Pictures appear in the records below; write out everything else exactly.

--------------------

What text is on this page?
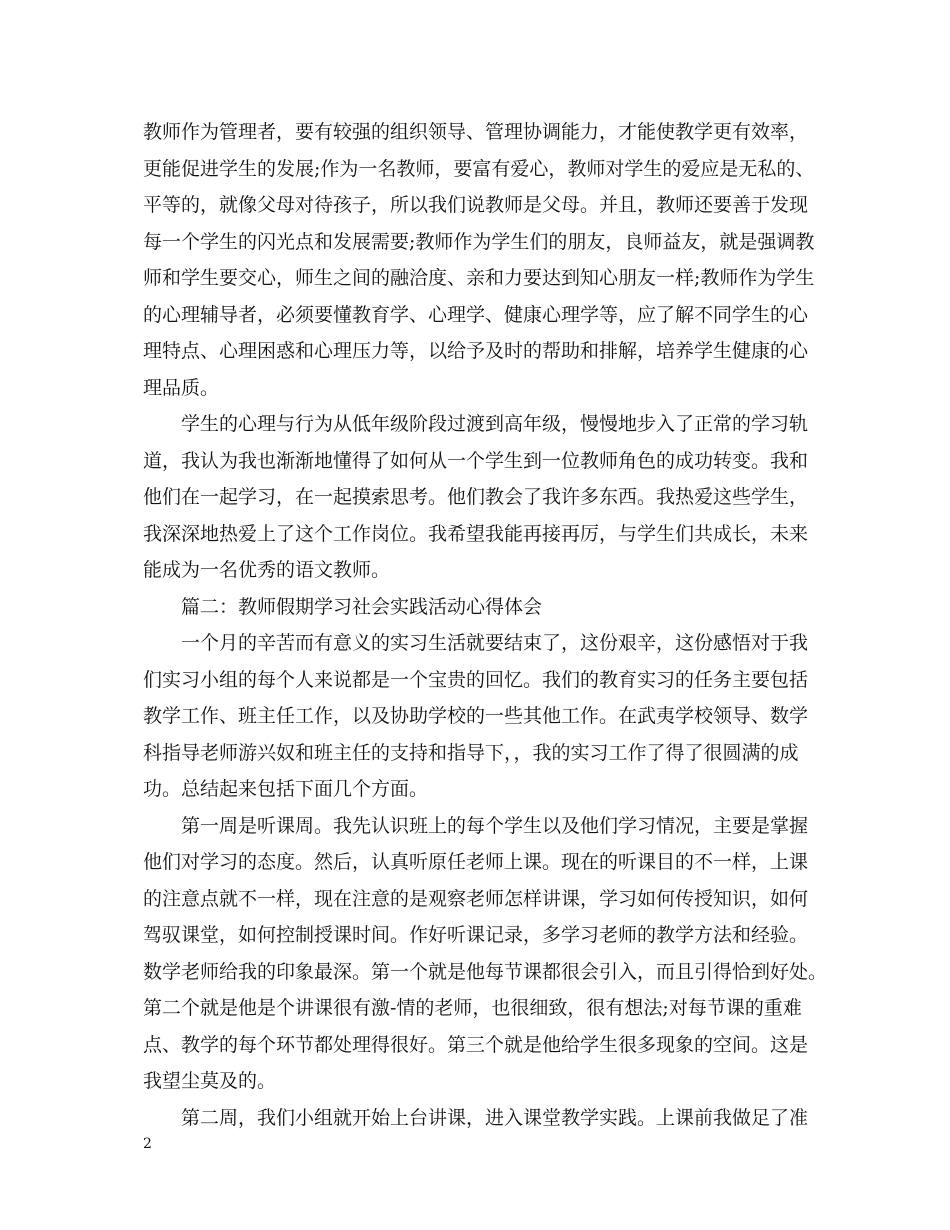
教师作为管理者，要有较强的组织领导、管理协调能力，才能使教学更有效率，
更能促进学生的发展;作为一名教师，要富有爱心，教师对学生的爱应是无私的、
平等的，就像父母对待孩子，所以我们说教师是父母。并且，教师还要善于发现
每一个学生的闪光点和发展需要;教师作为学生们的朋友，良师益友，就是强调教
师和学生要交心，师生之间的融洽度、亲和力要达到知心朋友一样;教师作为学生
的心理辅导者，必须要懂教育学、心理学、健康心理学等，应了解不同学生的心
理特点、心理困惑和心理压力等，以给予及时的帮助和排解，培养学生健康的心
理品质。
学生的心理与行为从低年级阶段过渡到高年级，慢慢地步入了正常的学习轨
道，我认为我也渐渐地懂得了如何从一个学生到一位教师角色的成功转变。我和
他们在一起学习，在一起摸索思考。他们教会了我许多东西。我热爱这些学生，
我深深地热爱上了这个工作岗位。我希望我能再接再厉，与学生们共成长，未来
能成为一名优秀的语文教师。
篇二：教师假期学习社会实践活动心得体会
一个月的辛苦而有意义的实习生活就要结束了，这份艰辛，这份感悟对于我
们实习小组的每个人来说都是一个宝贵的回忆。我们的教育实习的任务主要包括
教学工作、班主任工作，以及协助学校的一些其他工作。在武夷学校领导、数学
科指导老师游兴奴和班主任的支持和指导下，，我的实习工作了得了很圆满的成
功。总结起来包括下面几个方面。
第一周是听课周。我先认识班上的每个学生以及他们学习情况，主要是掌握
他们对学习的态度。然后，认真听原任老师上课。现在的听课目的不一样，上课
的注意点就不一样，现在注意的是观察老师怎样讲课，学习如何传授知识，如何
驾驭课堂，如何控制授课时间。作好听课记录，多学习老师的教学方法和经验。
数学老师给我的印象最深。第一个就是他每节课都很会引入，而且引得恰到好处。
第二个就是他是个讲课很有激-情的老师，也很细致，很有想法;对每节课的重难
点、教学的每个环节都处理得很好。第三个就是他给学生很多现象的空间。这是
我望尘莫及的。
第二周，我们小组就开始上台讲课，进入课堂教学实践。上课前我做足了准
2
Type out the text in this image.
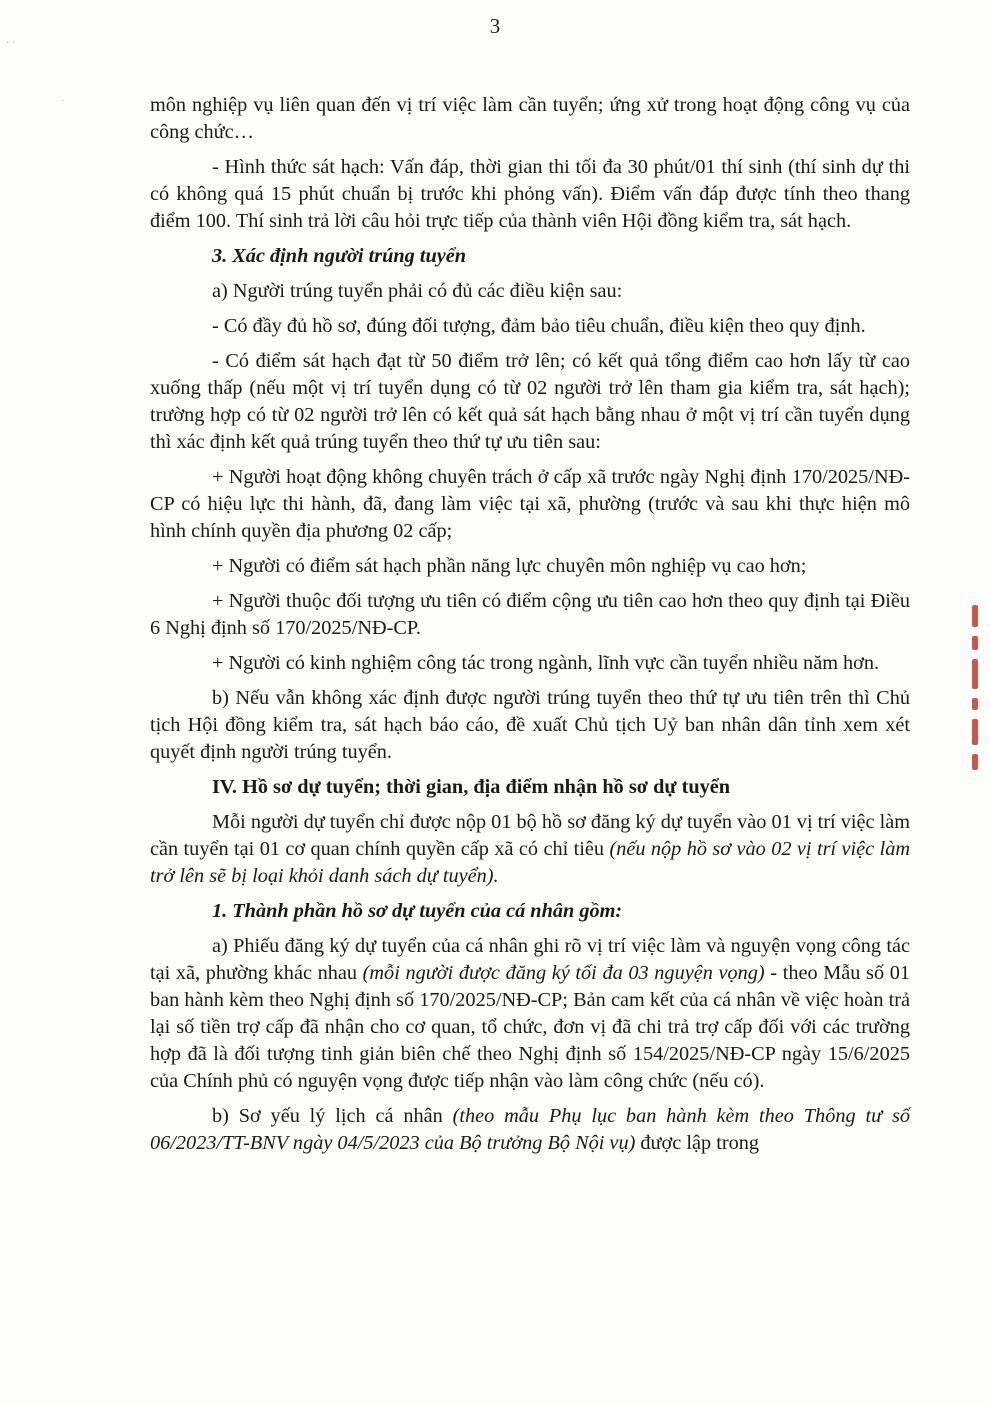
3
· ·
·	môn nghiệp vụ liên quan đến vị trí việc làm cần tuyển; ứng xử trong hoạt động công vụ của công chức…

- Hình thức sát hạch: Vấn đáp, thời gian thi tối đa 30 phút/01 thí sinh (thí sinh dự thi có không quá 15 phút chuẩn bị trước khi phỏng vấn). Điểm vấn đáp được tính theo thang điểm 100. Thí sinh trả lời câu hỏi trực tiếp của thành viên Hội đồng kiểm tra, sát hạch.

3. Xác định người trúng tuyển

a) Người trúng tuyển phải có đủ các điều kiện sau:

- Có đầy đủ hồ sơ, đúng đối tượng, đảm bảo tiêu chuẩn, điều kiện theo quy định.

- Có điểm sát hạch đạt từ 50 điểm trở lên; có kết quả tổng điểm cao hơn lấy từ cao xuống thấp (nếu một vị trí tuyển dụng có từ 02 người trở lên tham gia kiểm tra, sát hạch); trường hợp có từ 02 người trở lên có kết quả sát hạch bằng nhau ở một vị trí cần tuyển dụng thì xác định kết quả trúng tuyển theo thứ tự ưu tiên sau:

+ Người hoạt động không chuyên trách ở cấp xã trước ngày Nghị định 170/2025/NĐ-CP có hiệu lực thi hành, đã, đang làm việc tại xã, phường (trước và sau khi thực hiện mô hình chính quyền địa phương 02 cấp;

+ Người có điểm sát hạch phần năng lực chuyên môn nghiệp vụ cao hơn;

+ Người thuộc đối tượng ưu tiên có điểm cộng ưu tiên cao hơn theo quy định tại Điều 6 Nghị định số 170/2025/NĐ-CP.

+ Người có kinh nghiệm công tác trong ngành, lĩnh vực cần tuyển nhiều năm hơn.

b) Nếu vẫn không xác định được người trúng tuyển theo thứ tự ưu tiên trên thì Chủ tịch Hội đồng kiểm tra, sát hạch báo cáo, đề xuất Chủ tịch Uỷ ban nhân dân tỉnh xem xét quyết định người trúng tuyển.

IV. Hồ sơ dự tuyển; thời gian, địa điểm nhận hồ sơ dự tuyển

Mỗi người dự tuyển chỉ được nộp 01 bộ hồ sơ đăng ký dự tuyển vào 01 vị trí việc làm cần tuyển tại 01 cơ quan chính quyền cấp xã có chỉ tiêu (nếu nộp hồ sơ vào 02 vị trí việc làm trở lên sẽ bị loại khỏi danh sách dự tuyển).

1. Thành phần hồ sơ dự tuyển của cá nhân gồm:

a) Phiếu đăng ký dự tuyển của cá nhân ghi rõ vị trí việc làm và nguyện vọng công tác tại xã, phường khác nhau (mỗi người được đăng ký tối đa 03 nguyện vọng) - theo Mẫu số 01 ban hành kèm theo Nghị định số 170/2025/NĐ-CP; Bản cam kết của cá nhân về việc hoàn trả lại số tiền trợ cấp đã nhận cho cơ quan, tổ chức, đơn vị đã chi trả trợ cấp đối với các trường hợp đã là đối tượng tinh giản biên chế theo Nghị định số 154/2025/NĐ-CP ngày 15/6/2025 của Chính phủ có nguyện vọng được tiếp nhận vào làm công chức (nếu có).

b) Sơ yếu lý lịch cá nhân (theo mẫu Phụ lục ban hành kèm theo Thông tư số 06/2023/TT-BNV ngày 04/5/2023 của Bộ trưởng Bộ Nội vụ) được lập trong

--------------------

» In response
What text is on this page?
教师作为管理者，要有较强的组织领导、管理协调能力，才能使教学更有效率，
更能促进学生的发展;作为一名教师，要富有爱心，教师对学生的爱应是无私的、
平等的，就像父母对待孩子，所以我们说教师是父母。并且，教师还要善于发现
每一个学生的闪光点和发展需要;教师作为学生们的朋友，良师益友，就是强调教
师和学生要交心，师生之间的融洽度、亲和力要达到知心朋友一样;教师作为学生
的心理辅导者，必须要懂教育学、心理学、健康心理学等，应了解不同学生的心
理特点、心理困惑和心理压力等，以给予及时的帮助和排解，培养学生健康的心
理品质。
学生的心理与行为从低年级阶段过渡到高年级，慢慢地步入了正常的学习轨
道，我认为我也渐渐地懂得了如何从一个学生到一位教师角色的成功转变。我和
他们在一起学习，在一起摸索思考。他们教会了我许多东西。我热爱这些学生，
我深深地热爱上了这个工作岗位。我希望我能再接再厉，与学生们共成长，未来
能成为一名优秀的语文教师。
篇二：教师假期学习社会实践活动心得体会
一个月的辛苦而有意义的实习生活就要结束了，这份艰辛，这份感悟对于我
们实习小组的每个人来说都是一个宝贵的回忆。我们的教育实习的任务主要包括
教学工作、班主任工作，以及协助学校的一些其他工作。在武夷学校领导、数学
科指导老师游兴奴和班主任的支持和指导下，，我的实习工作了得了很圆满的成
功。总结起来包括下面几个方面。
第一周是听课周。我先认识班上的每个学生以及他们学习情况，主要是掌握
他们对学习的态度。然后，认真听原任老师上课。现在的听课目的不一样，上课
的注意点就不一样，现在注意的是观察老师怎样讲课，学习如何传授知识，如何
驾驭课堂，如何控制授课时间。作好听课记录，多学习老师的教学方法和经验。
数学老师给我的印象最深。第一个就是他每节课都很会引入，而且引得恰到好处。
第二个就是他是个讲课很有激-情的老师，也很细致，很有想法;对每节课的重难
点、教学的每个环节都处理得很好。第三个就是他给学生很多现象的空间。这是
我望尘莫及的。
第二周，我们小组就开始上台讲课，进入课堂教学实践。上课前我做足了准
2
Type out the text in this image.
3
· ·
·	môn nghiệp vụ liên quan đến vị trí việc làm cần tuyển; ứng xử trong hoạt động công vụ của công chức…

- Hình thức sát hạch: Vấn đáp, thời gian thi tối đa 30 phút/01 thí sinh (thí sinh dự thi có không quá 15 phút chuẩn bị trước khi phỏng vấn). Điểm vấn đáp được tính theo thang điểm 100. Thí sinh trả lời câu hỏi trực tiếp của thành viên Hội đồng kiểm tra, sát hạch.

3. Xác định người trúng tuyển

a) Người trúng tuyển phải có đủ các điều kiện sau:

- Có đầy đủ hồ sơ, đúng đối tượng, đảm bảo tiêu chuẩn, điều kiện theo quy định.

- Có điểm sát hạch đạt từ 50 điểm trở lên; có kết quả tổng điểm cao hơn lấy từ cao xuống thấp (nếu một vị trí tuyển dụng có từ 02 người trở lên tham gia kiểm tra, sát hạch); trường hợp có từ 02 người trở lên có kết quả sát hạch bằng nhau ở một vị trí cần tuyển dụng thì xác định kết quả trúng tuyển theo thứ tự ưu tiên sau:

+ Người hoạt động không chuyên trách ở cấp xã trước ngày Nghị định 170/2025/NĐ-CP có hiệu lực thi hành, đã, đang làm việc tại xã, phường (trước và sau khi thực hiện mô hình chính quyền địa phương 02 cấp;

+ Người có điểm sát hạch phần năng lực chuyên môn nghiệp vụ cao hơn;

+ Người thuộc đối tượng ưu tiên có điểm cộng ưu tiên cao hơn theo quy định tại Điều 6 Nghị định số 170/2025/NĐ-CP.

+ Người có kinh nghiệm công tác trong ngành, lĩnh vực cần tuyển nhiều năm hơn.

b) Nếu vẫn không xác định được người trúng tuyển theo thứ tự ưu tiên trên thì Chủ tịch Hội đồng kiểm tra, sát hạch báo cáo, đề xuất Chủ tịch Uỷ ban nhân dân tỉnh xem xét quyết định người trúng tuyển.

IV. Hồ sơ dự tuyển; thời gian, địa điểm nhận hồ sơ dự tuyển

Mỗi người dự tuyển chỉ được nộp 01 bộ hồ sơ đăng ký dự tuyển vào 01 vị trí việc làm cần tuyển tại 01 cơ quan chính quyền cấp xã có chỉ tiêu (nếu nộp hồ sơ vào 02 vị trí việc làm trở lên sẽ bị loại khỏi danh sách dự tuyển).

1. Thành phần hồ sơ dự tuyển của cá nhân gồm:

a) Phiếu đăng ký dự tuyển của cá nhân ghi rõ vị trí việc làm và nguyện vọng công tác tại xã, phường khác nhau (mỗi người được đăng ký tối đa 03 nguyện vọng) - theo Mẫu số 01 ban hành kèm theo Nghị định số 170/2025/NĐ-CP; Bản cam kết của cá nhân về việc hoàn trả lại số tiền trợ cấp đã nhận cho cơ quan, tổ chức, đơn vị đã chi trả trợ cấp đối với các trường hợp đã là đối tượng tinh giản biên chế theo Nghị định số 154/2025/NĐ-CP ngày 15/6/2025 của Chính phủ có nguyện vọng được tiếp nhận vào làm công chức (nếu có).

b) Sơ yếu lý lịch cá nhân (theo mẫu Phụ lục ban hành kèm theo Thông tư số 06/2023/TT-BNV ngày 04/5/2023 của Bộ trưởng Bộ Nội vụ) được lập trong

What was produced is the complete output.